— begin Available records —
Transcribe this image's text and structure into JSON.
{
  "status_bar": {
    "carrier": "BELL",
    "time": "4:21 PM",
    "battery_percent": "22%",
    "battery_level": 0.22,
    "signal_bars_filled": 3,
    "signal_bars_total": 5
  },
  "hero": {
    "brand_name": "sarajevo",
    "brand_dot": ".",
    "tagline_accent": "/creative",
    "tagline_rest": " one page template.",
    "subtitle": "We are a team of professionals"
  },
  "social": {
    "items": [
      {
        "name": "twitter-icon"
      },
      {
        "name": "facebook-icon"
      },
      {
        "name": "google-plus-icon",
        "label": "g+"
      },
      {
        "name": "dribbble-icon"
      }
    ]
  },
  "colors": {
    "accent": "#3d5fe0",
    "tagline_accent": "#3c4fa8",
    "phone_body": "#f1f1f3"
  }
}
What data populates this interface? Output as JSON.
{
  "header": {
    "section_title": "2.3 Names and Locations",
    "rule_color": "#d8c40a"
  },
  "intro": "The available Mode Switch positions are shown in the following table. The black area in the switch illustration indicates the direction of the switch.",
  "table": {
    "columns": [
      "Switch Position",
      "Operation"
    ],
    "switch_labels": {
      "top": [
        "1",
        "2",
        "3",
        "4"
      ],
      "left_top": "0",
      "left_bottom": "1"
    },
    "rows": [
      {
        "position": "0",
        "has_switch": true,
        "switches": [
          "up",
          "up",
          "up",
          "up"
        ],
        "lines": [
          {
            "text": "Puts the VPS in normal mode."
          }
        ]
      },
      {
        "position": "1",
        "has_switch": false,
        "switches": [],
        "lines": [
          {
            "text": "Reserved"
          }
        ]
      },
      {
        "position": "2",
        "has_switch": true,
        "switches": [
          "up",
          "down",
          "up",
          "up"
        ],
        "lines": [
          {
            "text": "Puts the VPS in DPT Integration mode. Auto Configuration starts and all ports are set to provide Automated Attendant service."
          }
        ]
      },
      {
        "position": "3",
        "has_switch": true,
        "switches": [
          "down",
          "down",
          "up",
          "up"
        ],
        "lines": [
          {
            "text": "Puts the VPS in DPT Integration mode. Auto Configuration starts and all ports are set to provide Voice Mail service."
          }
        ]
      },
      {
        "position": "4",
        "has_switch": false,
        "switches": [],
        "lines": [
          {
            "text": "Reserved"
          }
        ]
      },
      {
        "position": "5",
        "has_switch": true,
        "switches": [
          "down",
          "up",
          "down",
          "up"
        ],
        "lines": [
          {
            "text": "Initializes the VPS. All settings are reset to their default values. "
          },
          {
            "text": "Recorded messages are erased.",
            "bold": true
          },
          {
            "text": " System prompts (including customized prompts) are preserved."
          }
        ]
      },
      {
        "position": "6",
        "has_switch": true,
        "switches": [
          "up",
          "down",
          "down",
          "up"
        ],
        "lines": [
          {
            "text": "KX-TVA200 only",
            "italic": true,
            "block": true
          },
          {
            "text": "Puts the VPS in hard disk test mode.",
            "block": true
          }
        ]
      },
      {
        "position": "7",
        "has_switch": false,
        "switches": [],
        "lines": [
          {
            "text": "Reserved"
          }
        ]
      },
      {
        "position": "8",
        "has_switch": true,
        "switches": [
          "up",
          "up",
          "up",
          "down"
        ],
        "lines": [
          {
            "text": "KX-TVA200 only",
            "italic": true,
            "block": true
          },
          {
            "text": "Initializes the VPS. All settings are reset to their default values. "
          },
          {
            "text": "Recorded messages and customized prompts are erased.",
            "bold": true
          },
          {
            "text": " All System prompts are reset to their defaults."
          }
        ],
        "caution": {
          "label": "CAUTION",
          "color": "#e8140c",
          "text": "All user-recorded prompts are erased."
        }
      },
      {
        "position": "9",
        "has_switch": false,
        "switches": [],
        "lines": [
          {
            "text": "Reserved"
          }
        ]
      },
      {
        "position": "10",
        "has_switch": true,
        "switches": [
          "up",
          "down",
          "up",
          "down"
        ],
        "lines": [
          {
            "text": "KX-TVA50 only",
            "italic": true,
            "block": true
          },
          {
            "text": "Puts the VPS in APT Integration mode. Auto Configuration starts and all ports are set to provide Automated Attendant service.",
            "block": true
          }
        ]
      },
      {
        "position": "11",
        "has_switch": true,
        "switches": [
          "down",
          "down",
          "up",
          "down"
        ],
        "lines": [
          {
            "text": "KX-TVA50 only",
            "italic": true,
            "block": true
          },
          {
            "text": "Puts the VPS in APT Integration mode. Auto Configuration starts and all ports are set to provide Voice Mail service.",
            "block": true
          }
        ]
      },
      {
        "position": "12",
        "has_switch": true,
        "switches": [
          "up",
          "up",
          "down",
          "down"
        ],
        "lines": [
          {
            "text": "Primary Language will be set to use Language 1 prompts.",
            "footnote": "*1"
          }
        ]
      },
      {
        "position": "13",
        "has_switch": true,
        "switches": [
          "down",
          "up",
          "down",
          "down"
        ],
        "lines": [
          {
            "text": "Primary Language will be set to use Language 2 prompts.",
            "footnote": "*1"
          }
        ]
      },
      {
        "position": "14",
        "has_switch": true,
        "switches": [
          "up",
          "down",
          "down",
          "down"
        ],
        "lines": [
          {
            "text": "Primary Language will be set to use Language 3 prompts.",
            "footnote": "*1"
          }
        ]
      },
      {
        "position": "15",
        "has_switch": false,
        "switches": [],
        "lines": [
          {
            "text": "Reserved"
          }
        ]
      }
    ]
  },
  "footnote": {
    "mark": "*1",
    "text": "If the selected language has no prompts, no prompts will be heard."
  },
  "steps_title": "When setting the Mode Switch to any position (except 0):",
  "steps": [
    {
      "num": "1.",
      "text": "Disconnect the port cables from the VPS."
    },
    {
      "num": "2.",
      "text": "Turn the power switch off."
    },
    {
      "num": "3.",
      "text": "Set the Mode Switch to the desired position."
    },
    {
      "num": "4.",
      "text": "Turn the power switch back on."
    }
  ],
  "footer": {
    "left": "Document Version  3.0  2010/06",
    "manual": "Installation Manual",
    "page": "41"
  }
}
— end Available records —
Aim of the exercise
Count how many lines in the data above hold the string "table", and give the number with no other words.

Finished exercise
2